**Data listing:**
** Start **
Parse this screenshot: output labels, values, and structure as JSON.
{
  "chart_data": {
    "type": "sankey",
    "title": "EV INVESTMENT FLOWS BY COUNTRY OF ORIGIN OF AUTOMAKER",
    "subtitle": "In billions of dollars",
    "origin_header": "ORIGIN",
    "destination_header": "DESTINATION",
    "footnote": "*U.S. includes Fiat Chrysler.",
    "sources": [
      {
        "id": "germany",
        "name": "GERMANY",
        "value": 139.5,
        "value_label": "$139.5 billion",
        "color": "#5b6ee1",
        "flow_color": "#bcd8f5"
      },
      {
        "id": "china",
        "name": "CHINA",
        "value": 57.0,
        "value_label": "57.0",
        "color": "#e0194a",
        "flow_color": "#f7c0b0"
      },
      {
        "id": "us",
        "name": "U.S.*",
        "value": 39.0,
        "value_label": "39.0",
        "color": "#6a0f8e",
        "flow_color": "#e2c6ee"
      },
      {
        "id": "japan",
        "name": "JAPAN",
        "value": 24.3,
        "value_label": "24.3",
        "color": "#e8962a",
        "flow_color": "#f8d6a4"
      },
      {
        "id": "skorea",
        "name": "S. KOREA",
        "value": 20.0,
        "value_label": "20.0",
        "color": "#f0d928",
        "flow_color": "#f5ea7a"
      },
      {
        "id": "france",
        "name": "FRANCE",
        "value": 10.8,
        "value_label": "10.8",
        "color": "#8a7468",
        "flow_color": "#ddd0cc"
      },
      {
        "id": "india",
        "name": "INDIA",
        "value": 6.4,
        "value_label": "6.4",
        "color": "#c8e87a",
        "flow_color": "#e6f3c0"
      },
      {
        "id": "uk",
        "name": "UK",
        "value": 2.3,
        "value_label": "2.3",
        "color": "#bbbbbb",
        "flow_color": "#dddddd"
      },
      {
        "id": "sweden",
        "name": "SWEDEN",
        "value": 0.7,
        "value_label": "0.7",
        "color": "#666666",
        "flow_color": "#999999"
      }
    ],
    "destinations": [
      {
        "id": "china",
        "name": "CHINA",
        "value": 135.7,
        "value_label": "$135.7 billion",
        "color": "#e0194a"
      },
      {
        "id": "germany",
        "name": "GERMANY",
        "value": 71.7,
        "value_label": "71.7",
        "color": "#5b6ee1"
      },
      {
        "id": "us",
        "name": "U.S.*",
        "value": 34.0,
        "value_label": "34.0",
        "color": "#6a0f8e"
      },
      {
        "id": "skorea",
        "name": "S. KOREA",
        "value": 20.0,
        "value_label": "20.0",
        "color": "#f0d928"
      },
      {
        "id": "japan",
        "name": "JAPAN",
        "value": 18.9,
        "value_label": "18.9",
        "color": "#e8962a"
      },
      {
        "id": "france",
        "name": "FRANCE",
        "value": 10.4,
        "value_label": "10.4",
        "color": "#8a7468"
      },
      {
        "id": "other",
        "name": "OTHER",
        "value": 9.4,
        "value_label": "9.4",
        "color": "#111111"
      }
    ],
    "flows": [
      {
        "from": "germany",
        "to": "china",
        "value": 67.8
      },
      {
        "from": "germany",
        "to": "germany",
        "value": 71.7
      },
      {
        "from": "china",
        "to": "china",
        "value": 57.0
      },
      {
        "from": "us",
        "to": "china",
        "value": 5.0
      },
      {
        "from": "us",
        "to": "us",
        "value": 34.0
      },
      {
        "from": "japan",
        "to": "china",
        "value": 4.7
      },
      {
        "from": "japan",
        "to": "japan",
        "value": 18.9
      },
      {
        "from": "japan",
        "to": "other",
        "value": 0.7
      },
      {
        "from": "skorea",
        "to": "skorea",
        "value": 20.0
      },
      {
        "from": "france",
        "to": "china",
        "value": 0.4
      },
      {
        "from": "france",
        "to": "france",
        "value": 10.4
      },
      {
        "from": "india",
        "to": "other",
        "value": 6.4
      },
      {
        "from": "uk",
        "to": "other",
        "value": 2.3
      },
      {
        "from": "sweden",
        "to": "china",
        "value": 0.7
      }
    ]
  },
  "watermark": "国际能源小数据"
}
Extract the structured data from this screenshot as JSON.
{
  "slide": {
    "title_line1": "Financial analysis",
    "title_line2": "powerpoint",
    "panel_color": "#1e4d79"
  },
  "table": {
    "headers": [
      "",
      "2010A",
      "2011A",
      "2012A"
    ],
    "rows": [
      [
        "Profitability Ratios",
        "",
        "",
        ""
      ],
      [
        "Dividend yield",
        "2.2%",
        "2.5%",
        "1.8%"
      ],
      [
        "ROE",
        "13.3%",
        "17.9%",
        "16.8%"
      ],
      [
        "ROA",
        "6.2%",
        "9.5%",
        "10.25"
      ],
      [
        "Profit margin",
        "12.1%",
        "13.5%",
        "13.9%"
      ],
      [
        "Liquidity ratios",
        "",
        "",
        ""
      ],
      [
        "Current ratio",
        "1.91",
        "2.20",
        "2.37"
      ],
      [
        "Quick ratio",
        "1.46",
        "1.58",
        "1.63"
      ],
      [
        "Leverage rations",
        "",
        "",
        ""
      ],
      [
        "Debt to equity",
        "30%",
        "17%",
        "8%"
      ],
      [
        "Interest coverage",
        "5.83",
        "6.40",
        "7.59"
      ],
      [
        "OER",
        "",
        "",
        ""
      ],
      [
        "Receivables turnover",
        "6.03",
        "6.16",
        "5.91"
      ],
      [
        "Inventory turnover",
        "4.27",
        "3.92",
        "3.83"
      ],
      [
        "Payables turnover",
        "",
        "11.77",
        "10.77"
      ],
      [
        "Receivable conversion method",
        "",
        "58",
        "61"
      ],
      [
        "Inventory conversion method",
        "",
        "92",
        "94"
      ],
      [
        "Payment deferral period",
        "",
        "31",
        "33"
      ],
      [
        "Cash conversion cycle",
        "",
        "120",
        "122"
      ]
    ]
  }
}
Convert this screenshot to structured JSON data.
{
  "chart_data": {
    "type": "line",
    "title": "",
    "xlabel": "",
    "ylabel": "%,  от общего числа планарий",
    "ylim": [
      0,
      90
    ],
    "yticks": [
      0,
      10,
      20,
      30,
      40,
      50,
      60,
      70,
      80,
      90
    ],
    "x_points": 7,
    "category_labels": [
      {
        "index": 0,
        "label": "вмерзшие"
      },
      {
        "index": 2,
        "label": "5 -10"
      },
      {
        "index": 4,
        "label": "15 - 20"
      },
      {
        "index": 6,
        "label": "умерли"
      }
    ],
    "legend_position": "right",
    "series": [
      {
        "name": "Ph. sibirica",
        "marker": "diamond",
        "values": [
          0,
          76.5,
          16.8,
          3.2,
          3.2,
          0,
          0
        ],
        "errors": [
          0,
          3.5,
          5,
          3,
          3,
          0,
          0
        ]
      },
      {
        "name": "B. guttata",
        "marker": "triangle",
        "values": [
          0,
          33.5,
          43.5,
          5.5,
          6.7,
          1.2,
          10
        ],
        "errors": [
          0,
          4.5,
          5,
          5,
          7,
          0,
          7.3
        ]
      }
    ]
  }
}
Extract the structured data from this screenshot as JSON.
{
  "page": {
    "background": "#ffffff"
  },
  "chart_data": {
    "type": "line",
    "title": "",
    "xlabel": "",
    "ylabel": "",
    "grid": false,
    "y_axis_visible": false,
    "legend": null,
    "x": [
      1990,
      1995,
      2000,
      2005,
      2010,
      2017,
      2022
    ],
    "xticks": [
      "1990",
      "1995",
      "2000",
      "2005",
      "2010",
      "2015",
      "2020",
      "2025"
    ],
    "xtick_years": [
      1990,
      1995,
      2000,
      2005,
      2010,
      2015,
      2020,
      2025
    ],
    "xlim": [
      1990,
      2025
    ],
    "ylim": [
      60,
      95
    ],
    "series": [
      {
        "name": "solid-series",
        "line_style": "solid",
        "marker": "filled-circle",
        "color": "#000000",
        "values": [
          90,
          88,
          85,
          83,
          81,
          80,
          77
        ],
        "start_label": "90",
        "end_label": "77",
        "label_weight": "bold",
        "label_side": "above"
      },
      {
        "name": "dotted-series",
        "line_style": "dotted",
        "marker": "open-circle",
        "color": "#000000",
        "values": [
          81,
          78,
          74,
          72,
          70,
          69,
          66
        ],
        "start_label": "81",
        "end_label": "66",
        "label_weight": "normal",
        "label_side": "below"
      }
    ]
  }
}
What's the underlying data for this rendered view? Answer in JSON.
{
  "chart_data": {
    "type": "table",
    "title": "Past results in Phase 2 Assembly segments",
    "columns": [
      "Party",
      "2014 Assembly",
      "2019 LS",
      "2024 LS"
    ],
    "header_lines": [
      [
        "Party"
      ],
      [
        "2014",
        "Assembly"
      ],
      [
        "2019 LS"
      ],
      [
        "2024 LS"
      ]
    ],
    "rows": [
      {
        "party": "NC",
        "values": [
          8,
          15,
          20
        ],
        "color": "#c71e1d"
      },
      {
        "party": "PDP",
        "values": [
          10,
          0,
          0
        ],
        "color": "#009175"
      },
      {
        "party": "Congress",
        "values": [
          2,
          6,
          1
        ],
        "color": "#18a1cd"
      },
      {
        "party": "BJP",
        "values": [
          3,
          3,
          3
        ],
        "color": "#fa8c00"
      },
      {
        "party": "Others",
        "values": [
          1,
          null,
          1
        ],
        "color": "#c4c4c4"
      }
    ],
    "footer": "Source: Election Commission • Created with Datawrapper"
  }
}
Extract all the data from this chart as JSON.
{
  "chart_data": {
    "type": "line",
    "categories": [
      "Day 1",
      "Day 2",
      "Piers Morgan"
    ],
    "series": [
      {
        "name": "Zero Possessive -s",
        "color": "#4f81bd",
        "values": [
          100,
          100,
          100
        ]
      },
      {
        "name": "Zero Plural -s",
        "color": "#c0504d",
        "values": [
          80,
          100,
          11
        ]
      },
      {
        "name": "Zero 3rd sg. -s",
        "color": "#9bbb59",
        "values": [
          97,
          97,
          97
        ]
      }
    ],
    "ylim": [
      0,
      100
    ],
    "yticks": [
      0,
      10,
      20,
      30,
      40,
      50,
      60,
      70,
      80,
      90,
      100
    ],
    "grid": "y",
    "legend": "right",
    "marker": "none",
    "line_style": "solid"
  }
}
** End **
**WHAT TO DO:** Gather up every line in the data above that contains the word "this", copying each one.

**WRITTEN RESPONSE:**
Parse this screenshot: output labels, values, and structure as JSON.
Extract the structured data from this screenshot as JSON.
Convert this screenshot to structured JSON data.
Extract the structured data from this screenshot as JSON.
What's the underlying data for this rendered view? Answer in JSON.
Extract all the data from this chart as JSON.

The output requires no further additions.